• [WHAT IS REQUIRED] Reproduce the data below, changing "Address App" to "Quiz App" wherever it appears and keeping everything else the same. Omit the picture.

• [GIVEN ENTRIES]
- - -

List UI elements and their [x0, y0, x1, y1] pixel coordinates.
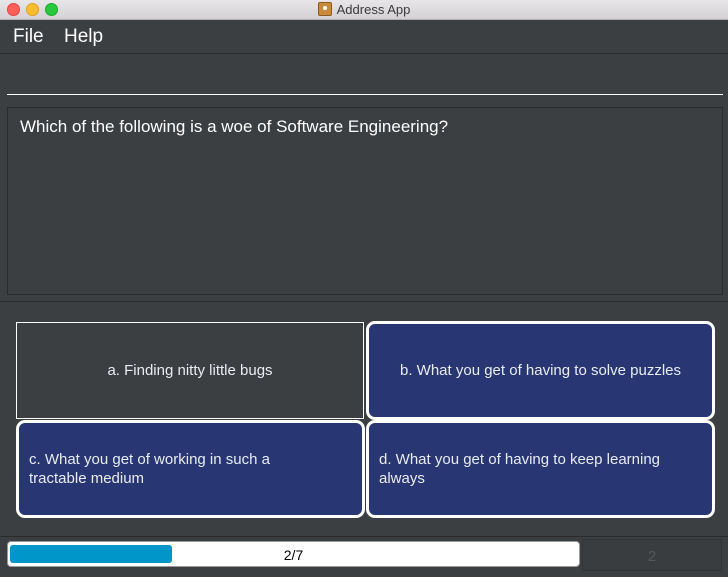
progress-label: 2/7	[283, 547, 304, 563]
option-c-button[interactable]: c. What you get of working in such a tra…	[16, 420, 365, 518]
option-d-label: d. What you get of having to keep learni…	[379, 451, 661, 487]
menu-bar: File Help	[0, 20, 728, 54]
window-titlebar: Address App	[0, 0, 728, 20]
option-a-label: a. Finding nitty little bugs	[107, 362, 273, 379]
status-bar: 2/7 2	[0, 536, 728, 577]
option-a-button[interactable]: a. Finding nitty little bugs	[16, 322, 364, 419]
progress-bar: 2/7	[7, 541, 580, 567]
score-box: 2	[582, 539, 722, 571]
option-b-label: b. What you get of having to solve puzzl…	[400, 362, 681, 379]
question-text: Which of the following is a woe of Softw…	[20, 117, 449, 136]
answer-options: a. Finding nitty little bugs b. What you…	[0, 302, 728, 536]
menu-file[interactable]: File	[13, 26, 44, 48]
score-value: 2	[647, 548, 657, 565]
command-input[interactable]	[7, 55, 723, 95]
option-b-button[interactable]: b. What you get of having to solve puzzl…	[366, 321, 715, 420]
option-d-button[interactable]: d. What you get of having to keep learni…	[366, 420, 715, 518]
window-title-container: Address App	[0, 2, 728, 18]
option-c-label: c. What you get of working in such a tra…	[29, 451, 270, 487]
window-title: Address App	[336, 2, 411, 17]
command-box	[0, 55, 728, 100]
question-panel: Which of the following is a woe of Softw…	[7, 107, 723, 295]
menu-help[interactable]: Help	[64, 26, 103, 48]
address-book-icon	[317, 2, 332, 16]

- - -

• [EXERCISE SOLUTION]
List UI elements and their [x0, y0, x1, y1] pixel coordinates.
progress-label: 2/7	[283, 547, 304, 563]
option-c-button[interactable]: c. What you get of working in such a tra…	[16, 420, 365, 518]
option-d-label: d. What you get of having to keep learni…	[379, 451, 661, 487]
menu-bar: File Help	[0, 20, 728, 54]
window-titlebar: Quiz App	[0, 0, 728, 20]
option-a-label: a. Finding nitty little bugs	[107, 362, 273, 379]
status-bar: 2/7 2	[0, 536, 728, 577]
option-a-button[interactable]: a. Finding nitty little bugs	[16, 322, 364, 419]
progress-bar: 2/7	[7, 541, 580, 567]
score-box: 2	[582, 539, 722, 571]
option-b-label: b. What you get of having to solve puzzl…	[400, 362, 681, 379]
question-text: Which of the following is a woe of Softw…	[20, 117, 449, 136]
answer-options: a. Finding nitty little bugs b. What you…	[0, 302, 728, 536]
menu-file[interactable]: File	[13, 26, 44, 48]
score-value: 2	[647, 548, 657, 565]
command-input[interactable]	[7, 55, 723, 95]
option-b-button[interactable]: b. What you get of having to solve puzzl…	[366, 321, 715, 420]
option-d-button[interactable]: d. What you get of having to keep learni…	[366, 420, 715, 518]
window-title-container: Quiz App	[0, 2, 728, 18]
option-c-label: c. What you get of working in such a tra…	[29, 451, 270, 487]
window-title: Quiz App	[336, 2, 411, 17]
command-box	[0, 55, 728, 100]
question-panel: Which of the following is a woe of Softw…	[7, 107, 723, 295]
menu-help[interactable]: Help	[64, 26, 103, 48]
address-book-icon	[317, 2, 332, 16]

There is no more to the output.